(Records from a collection)

--- start ---

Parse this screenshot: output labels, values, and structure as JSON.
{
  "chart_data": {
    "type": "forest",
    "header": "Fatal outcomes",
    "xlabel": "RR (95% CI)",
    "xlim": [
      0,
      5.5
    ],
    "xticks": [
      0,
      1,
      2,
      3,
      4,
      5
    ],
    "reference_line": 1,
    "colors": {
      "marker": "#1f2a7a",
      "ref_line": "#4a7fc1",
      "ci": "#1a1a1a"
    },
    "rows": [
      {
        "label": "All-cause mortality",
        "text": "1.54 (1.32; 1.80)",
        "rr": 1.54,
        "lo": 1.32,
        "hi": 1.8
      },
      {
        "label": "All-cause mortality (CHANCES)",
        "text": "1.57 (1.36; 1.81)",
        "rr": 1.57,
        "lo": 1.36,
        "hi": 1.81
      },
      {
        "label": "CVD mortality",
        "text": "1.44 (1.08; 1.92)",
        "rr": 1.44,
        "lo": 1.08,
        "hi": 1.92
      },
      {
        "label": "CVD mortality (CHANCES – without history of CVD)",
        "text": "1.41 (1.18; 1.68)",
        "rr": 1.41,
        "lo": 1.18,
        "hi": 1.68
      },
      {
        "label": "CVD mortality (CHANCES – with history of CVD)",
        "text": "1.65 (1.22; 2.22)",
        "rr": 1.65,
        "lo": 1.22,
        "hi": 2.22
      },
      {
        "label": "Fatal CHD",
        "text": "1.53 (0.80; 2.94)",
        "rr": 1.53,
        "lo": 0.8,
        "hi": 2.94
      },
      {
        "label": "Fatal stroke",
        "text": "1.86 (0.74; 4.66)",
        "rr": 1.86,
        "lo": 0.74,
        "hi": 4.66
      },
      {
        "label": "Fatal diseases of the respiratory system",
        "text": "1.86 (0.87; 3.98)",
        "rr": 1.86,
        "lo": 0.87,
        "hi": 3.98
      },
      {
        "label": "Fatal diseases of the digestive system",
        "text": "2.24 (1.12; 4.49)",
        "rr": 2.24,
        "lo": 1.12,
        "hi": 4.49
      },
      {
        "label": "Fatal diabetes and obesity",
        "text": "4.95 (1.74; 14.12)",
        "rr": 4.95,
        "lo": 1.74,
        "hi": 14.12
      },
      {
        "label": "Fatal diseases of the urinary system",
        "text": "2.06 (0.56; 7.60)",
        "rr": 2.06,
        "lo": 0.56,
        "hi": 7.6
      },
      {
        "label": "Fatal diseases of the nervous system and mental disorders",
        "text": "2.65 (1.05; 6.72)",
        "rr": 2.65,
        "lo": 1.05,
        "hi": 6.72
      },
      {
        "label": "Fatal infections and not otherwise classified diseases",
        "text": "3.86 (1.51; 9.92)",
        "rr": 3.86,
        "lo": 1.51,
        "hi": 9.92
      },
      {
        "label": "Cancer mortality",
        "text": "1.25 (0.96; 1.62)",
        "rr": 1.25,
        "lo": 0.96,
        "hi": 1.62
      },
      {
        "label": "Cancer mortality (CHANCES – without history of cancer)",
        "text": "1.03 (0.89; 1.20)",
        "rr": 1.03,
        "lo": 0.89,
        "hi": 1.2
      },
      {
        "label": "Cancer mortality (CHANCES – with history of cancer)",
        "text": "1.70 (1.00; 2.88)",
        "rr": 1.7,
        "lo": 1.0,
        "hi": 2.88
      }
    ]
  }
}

--- end ---

Pull out every line in the data above that has the word "without".

### RESULT OF THE EXERCISE
        "label": "CVD mortality (CHANCES – without history of CVD)",
        "label": "Cancer mortality (CHANCES – without history of cancer)",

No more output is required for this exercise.